* GIVEN INSTRUCTION
Drop the pictures from the entries below, then reproduce the rest exactly.

Data excerpts:
** Start **
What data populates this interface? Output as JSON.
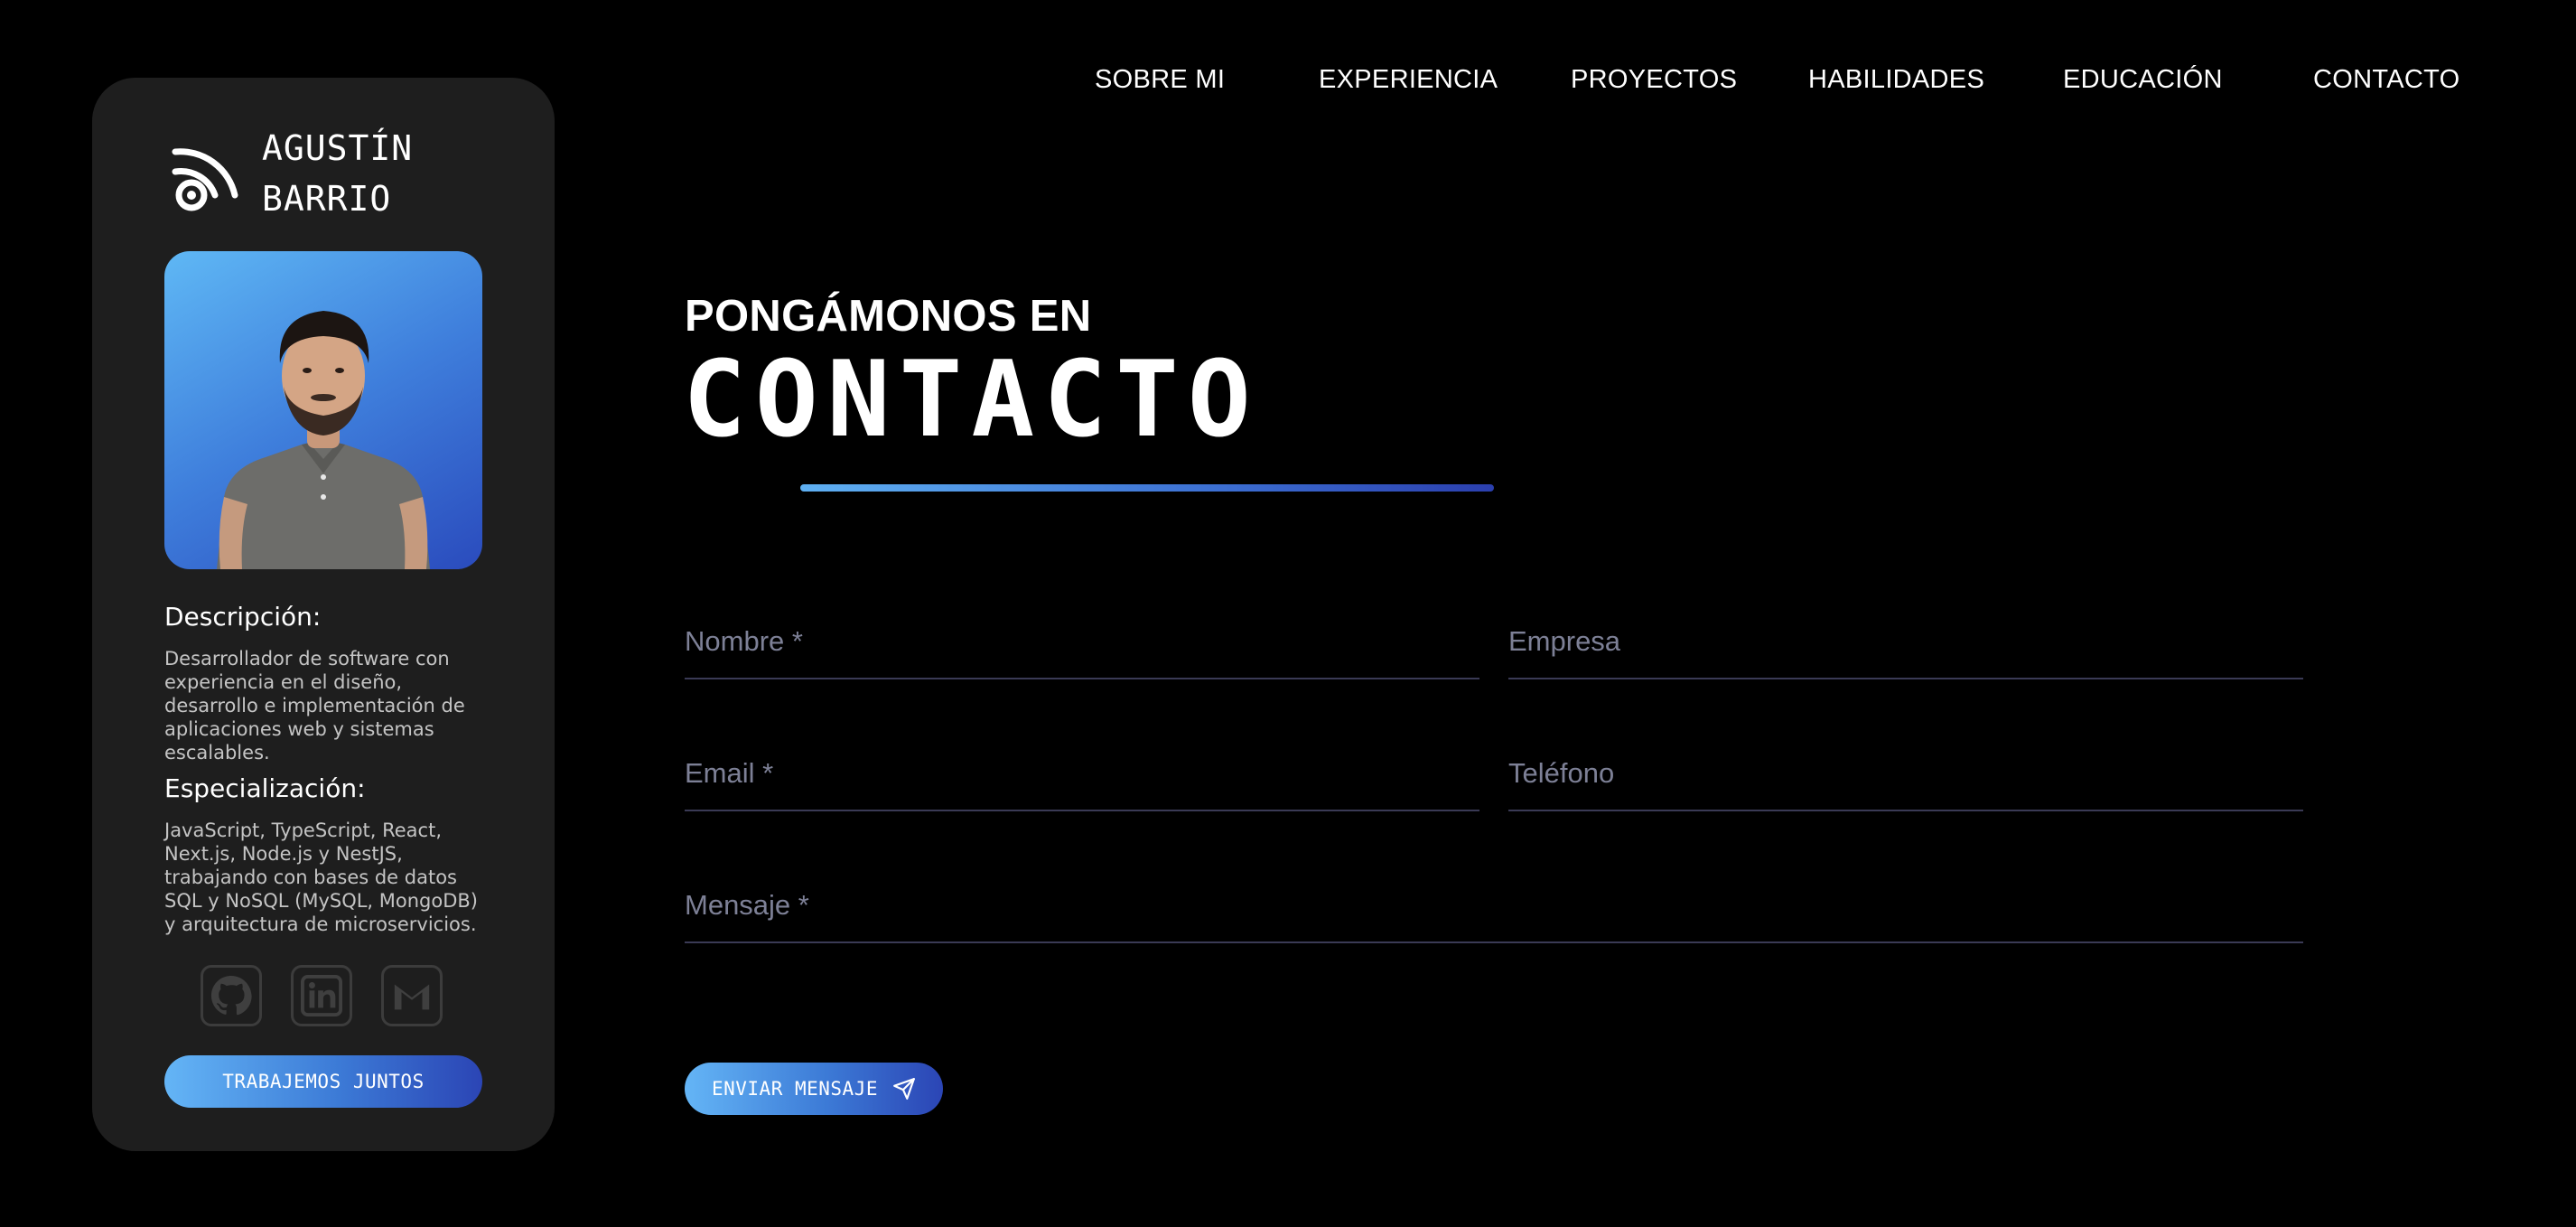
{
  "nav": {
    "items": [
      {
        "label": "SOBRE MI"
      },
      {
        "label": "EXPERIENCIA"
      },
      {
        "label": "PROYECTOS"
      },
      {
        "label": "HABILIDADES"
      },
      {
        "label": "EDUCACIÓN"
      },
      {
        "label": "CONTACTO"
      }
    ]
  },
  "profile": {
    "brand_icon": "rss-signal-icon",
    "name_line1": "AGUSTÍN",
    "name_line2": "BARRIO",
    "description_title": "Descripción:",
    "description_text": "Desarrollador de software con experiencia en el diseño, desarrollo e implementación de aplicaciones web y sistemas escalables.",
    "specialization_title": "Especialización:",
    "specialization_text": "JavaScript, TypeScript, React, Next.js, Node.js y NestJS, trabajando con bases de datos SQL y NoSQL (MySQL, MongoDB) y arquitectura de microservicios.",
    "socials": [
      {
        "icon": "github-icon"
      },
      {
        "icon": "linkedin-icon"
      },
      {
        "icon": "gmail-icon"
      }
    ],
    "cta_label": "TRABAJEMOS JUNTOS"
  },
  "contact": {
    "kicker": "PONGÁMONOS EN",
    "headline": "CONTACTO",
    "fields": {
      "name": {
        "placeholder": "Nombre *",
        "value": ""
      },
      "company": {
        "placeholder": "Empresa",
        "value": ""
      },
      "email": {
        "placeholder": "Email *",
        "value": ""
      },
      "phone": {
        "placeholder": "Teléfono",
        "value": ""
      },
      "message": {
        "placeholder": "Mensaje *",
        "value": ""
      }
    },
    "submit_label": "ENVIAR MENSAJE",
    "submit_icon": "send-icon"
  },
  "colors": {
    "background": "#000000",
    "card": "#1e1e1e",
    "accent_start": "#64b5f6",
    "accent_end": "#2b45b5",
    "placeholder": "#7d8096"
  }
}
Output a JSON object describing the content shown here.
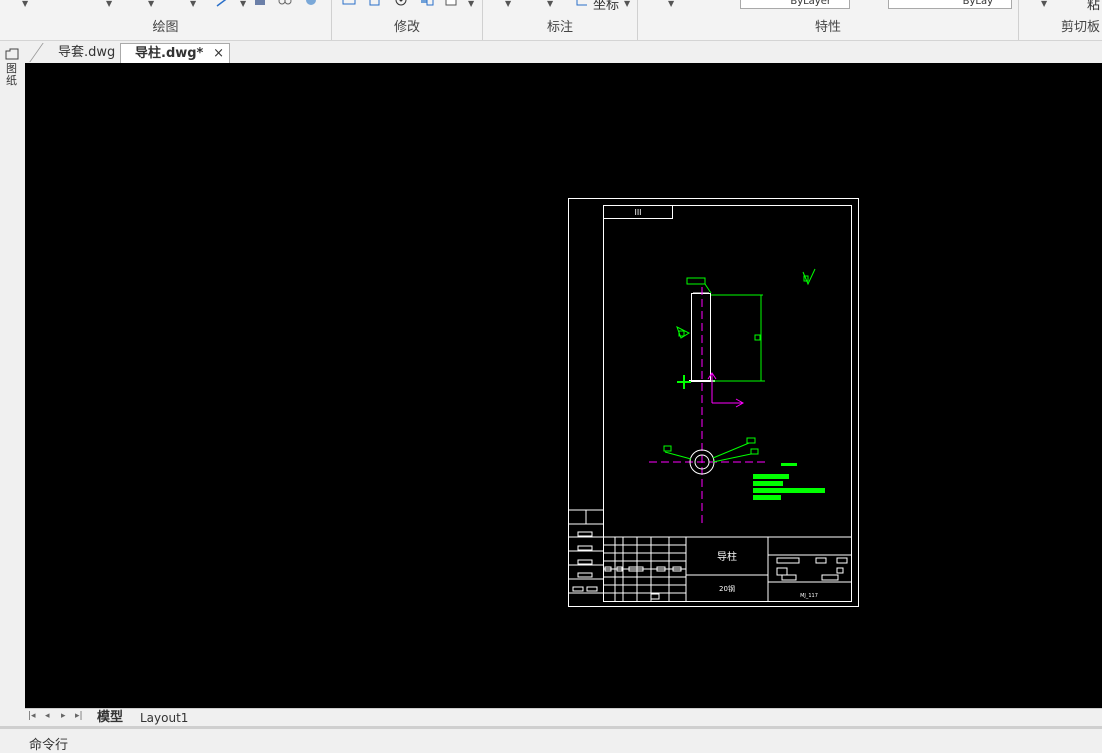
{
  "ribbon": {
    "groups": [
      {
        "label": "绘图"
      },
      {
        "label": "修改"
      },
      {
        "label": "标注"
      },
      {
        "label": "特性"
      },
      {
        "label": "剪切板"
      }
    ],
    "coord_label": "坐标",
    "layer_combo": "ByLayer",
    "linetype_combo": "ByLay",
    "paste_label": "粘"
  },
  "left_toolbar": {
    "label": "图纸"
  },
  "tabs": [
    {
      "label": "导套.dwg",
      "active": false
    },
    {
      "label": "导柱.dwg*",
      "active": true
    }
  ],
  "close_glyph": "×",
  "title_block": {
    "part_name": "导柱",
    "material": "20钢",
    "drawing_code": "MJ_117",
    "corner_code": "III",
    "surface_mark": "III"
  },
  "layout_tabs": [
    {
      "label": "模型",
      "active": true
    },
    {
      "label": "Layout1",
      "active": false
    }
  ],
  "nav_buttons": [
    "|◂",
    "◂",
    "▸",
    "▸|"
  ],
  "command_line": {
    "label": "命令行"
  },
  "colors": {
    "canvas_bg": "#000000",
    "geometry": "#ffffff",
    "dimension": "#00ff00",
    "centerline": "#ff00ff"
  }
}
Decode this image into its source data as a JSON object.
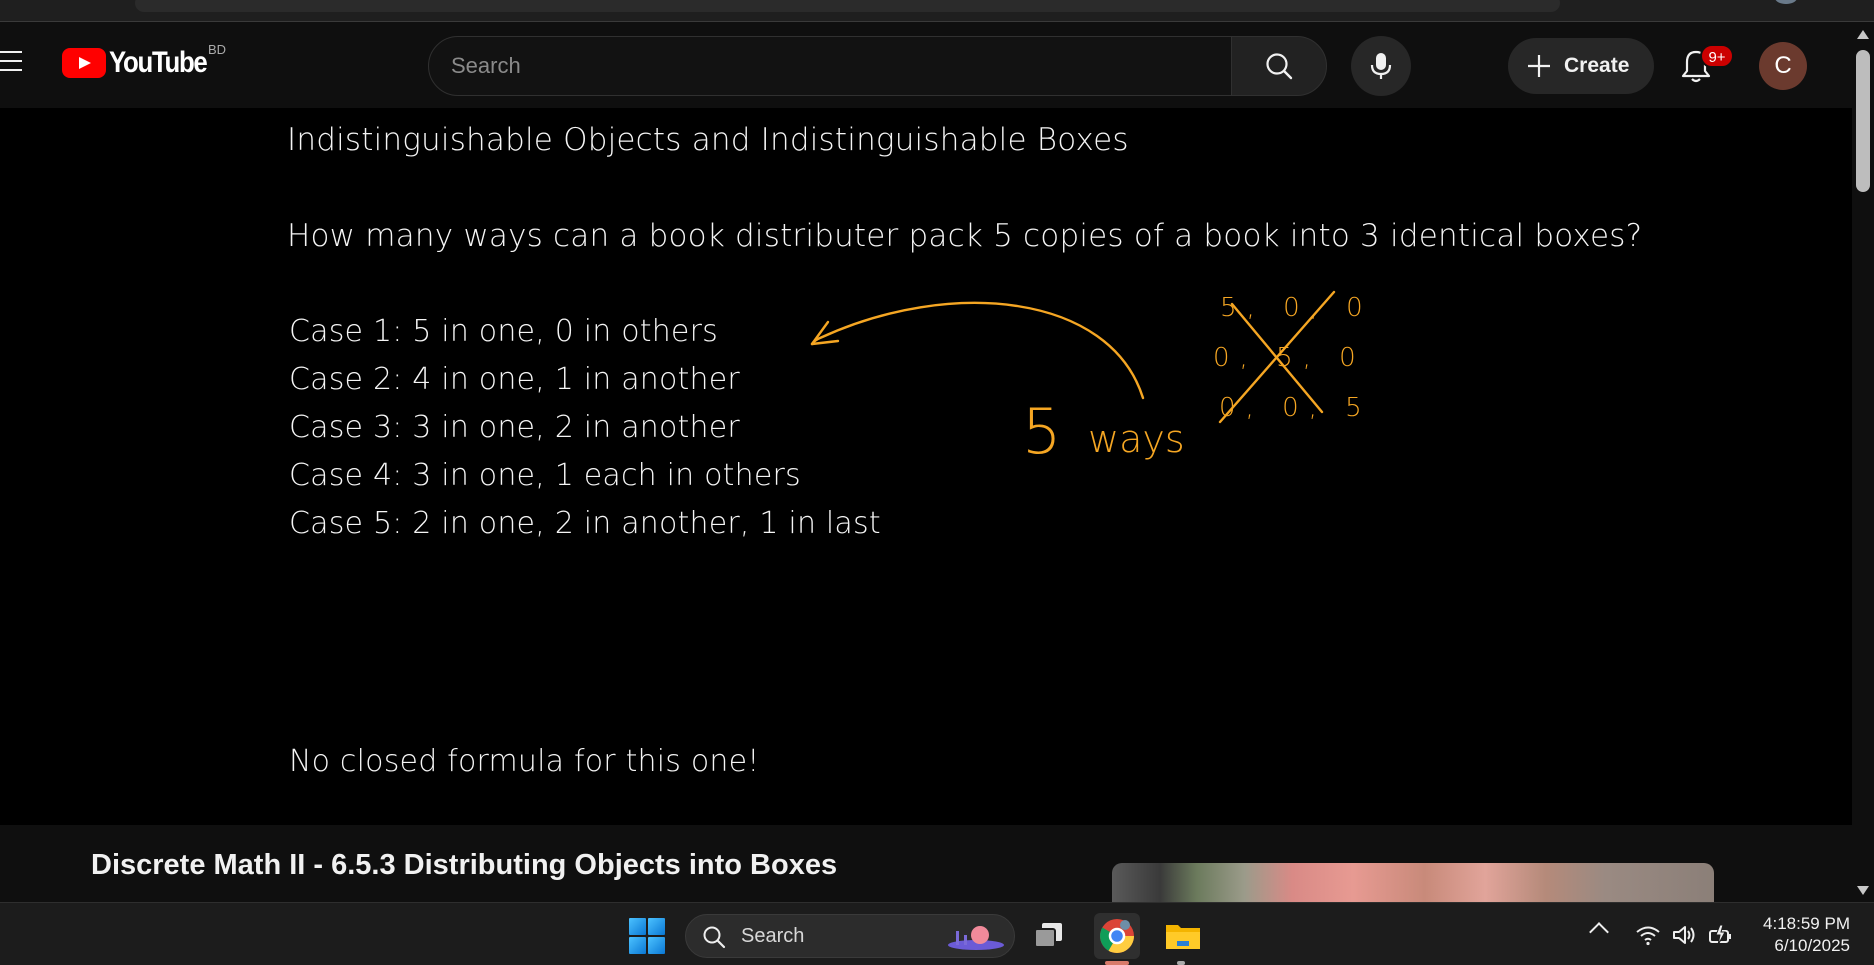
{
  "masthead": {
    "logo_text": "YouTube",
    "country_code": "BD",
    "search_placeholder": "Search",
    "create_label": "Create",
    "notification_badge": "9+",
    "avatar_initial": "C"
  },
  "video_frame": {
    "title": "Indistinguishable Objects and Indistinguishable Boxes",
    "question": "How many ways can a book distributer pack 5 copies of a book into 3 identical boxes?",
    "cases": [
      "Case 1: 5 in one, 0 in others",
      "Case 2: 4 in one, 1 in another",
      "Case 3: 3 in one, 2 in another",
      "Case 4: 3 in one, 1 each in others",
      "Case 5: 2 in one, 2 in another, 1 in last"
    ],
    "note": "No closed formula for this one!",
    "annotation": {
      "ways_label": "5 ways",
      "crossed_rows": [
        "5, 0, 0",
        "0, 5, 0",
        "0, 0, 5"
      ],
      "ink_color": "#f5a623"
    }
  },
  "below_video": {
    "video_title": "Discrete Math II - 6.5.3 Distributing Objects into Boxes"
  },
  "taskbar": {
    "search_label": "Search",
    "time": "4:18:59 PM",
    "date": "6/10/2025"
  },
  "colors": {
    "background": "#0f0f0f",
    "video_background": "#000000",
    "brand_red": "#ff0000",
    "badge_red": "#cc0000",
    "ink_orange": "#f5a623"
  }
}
** End **
* REPLY
What data populates this interface? Output as JSON.
{
  "nav": {
    "items": [
      {
        "label": "SOBRE MI"
      },
      {
        "label": "EXPERIENCIA"
      },
      {
        "label": "PROYECTOS"
      },
      {
        "label": "HABILIDADES"
      },
      {
        "label": "EDUCACIÓN"
      },
      {
        "label": "CONTACTO"
      }
    ]
  },
  "profile": {
    "brand_icon": "rss-signal-icon",
    "name_line1": "AGUSTÍN",
    "name_line2": "BARRIO",
    "description_title": "Descripción:",
    "description_text": "Desarrollador de software con experiencia en el diseño, desarrollo e implementación de aplicaciones web y sistemas escalables.",
    "specialization_title": "Especialización:",
    "specialization_text": "JavaScript, TypeScript, React, Next.js, Node.js y NestJS, trabajando con bases de datos SQL y NoSQL (MySQL, MongoDB) y arquitectura de microservicios.",
    "socials": [
      {
        "icon": "github-icon"
      },
      {
        "icon": "linkedin-icon"
      },
      {
        "icon": "gmail-icon"
      }
    ],
    "cta_label": "TRABAJEMOS JUNTOS"
  },
  "contact": {
    "kicker": "PONGÁMONOS EN",
    "headline": "CONTACTO",
    "fields": {
      "name": {
        "placeholder": "Nombre *",
        "value": ""
      },
      "company": {
        "placeholder": "Empresa",
        "value": ""
      },
      "email": {
        "placeholder": "Email *",
        "value": ""
      },
      "phone": {
        "placeholder": "Teléfono",
        "value": ""
      },
      "message": {
        "placeholder": "Mensaje *",
        "value": ""
      }
    },
    "submit_label": "ENVIAR MENSAJE",
    "submit_icon": "send-icon"
  },
  "colors": {
    "background": "#000000",
    "card": "#1e1e1e",
    "accent_start": "#64b5f6",
    "accent_end": "#2b45b5",
    "placeholder": "#7d8096"
  }
}
Output a JSON object describing the content shown here.
{
  "ribbon": {
    "groups": [
      {
        "label": "绘图"
      },
      {
        "label": "修改"
      },
      {
        "label": "标注"
      },
      {
        "label": "特性"
      },
      {
        "label": "剪切板"
      }
    ],
    "coord_label": "坐标",
    "layer_combo": "ByLayer",
    "linetype_combo": "ByLay",
    "paste_label": "粘"
  },
  "left_toolbar": {
    "label": "图纸"
  },
  "tabs": [
    {
      "label": "导套.dwg",
      "active": false
    },
    {
      "label": "导柱.dwg*",
      "active": true
    }
  ],
  "close_glyph": "×",
  "title_block": {
    "part_name": "导柱",
    "material": "20钢",
    "drawing_code": "MJ_117",
    "corner_code": "III",
    "surface_mark": "III"
  },
  "layout_tabs": [
    {
      "label": "模型",
      "active": true
    },
    {
      "label": "Layout1",
      "active": false
    }
  ],
  "nav_buttons": [
    "|◂",
    "◂",
    "▸",
    "▸|"
  ],
  "command_line": {
    "label": "命令行"
  },
  "colors": {
    "canvas_bg": "#000000",
    "geometry": "#ffffff",
    "dimension": "#00ff00",
    "centerline": "#ff00ff"
  }
}
Decode this image into its source data as a JSON object.
{
  "masthead": {
    "logo_text": "YouTube",
    "country_code": "BD",
    "search_placeholder": "Search",
    "create_label": "Create",
    "notification_badge": "9+",
    "avatar_initial": "C"
  },
  "video_frame": {
    "title": "Indistinguishable Objects and Indistinguishable Boxes",
    "question": "How many ways can a book distributer pack 5 copies of a book into 3 identical boxes?",
    "cases": [
      "Case 1: 5 in one, 0 in others",
      "Case 2: 4 in one, 1 in another",
      "Case 3: 3 in one, 2 in another",
      "Case 4: 3 in one, 1 each in others",
      "Case 5: 2 in one, 2 in another, 1 in last"
    ],
    "note": "No closed formula for this one!",
    "annotation": {
      "ways_label": "5 ways",
      "crossed_rows": [
        "5, 0, 0",
        "0, 5, 0",
        "0, 0, 5"
      ],
      "ink_color": "#f5a623"
    }
  },
  "below_video": {
    "video_title": "Discrete Math II - 6.5.3 Distributing Objects into Boxes"
  },
  "taskbar": {
    "search_label": "Search",
    "time": "4:18:59 PM",
    "date": "6/10/2025"
  },
  "colors": {
    "background": "#0f0f0f",
    "video_background": "#000000",
    "brand_red": "#ff0000",
    "badge_red": "#cc0000",
    "ink_orange": "#f5a623"
  }
}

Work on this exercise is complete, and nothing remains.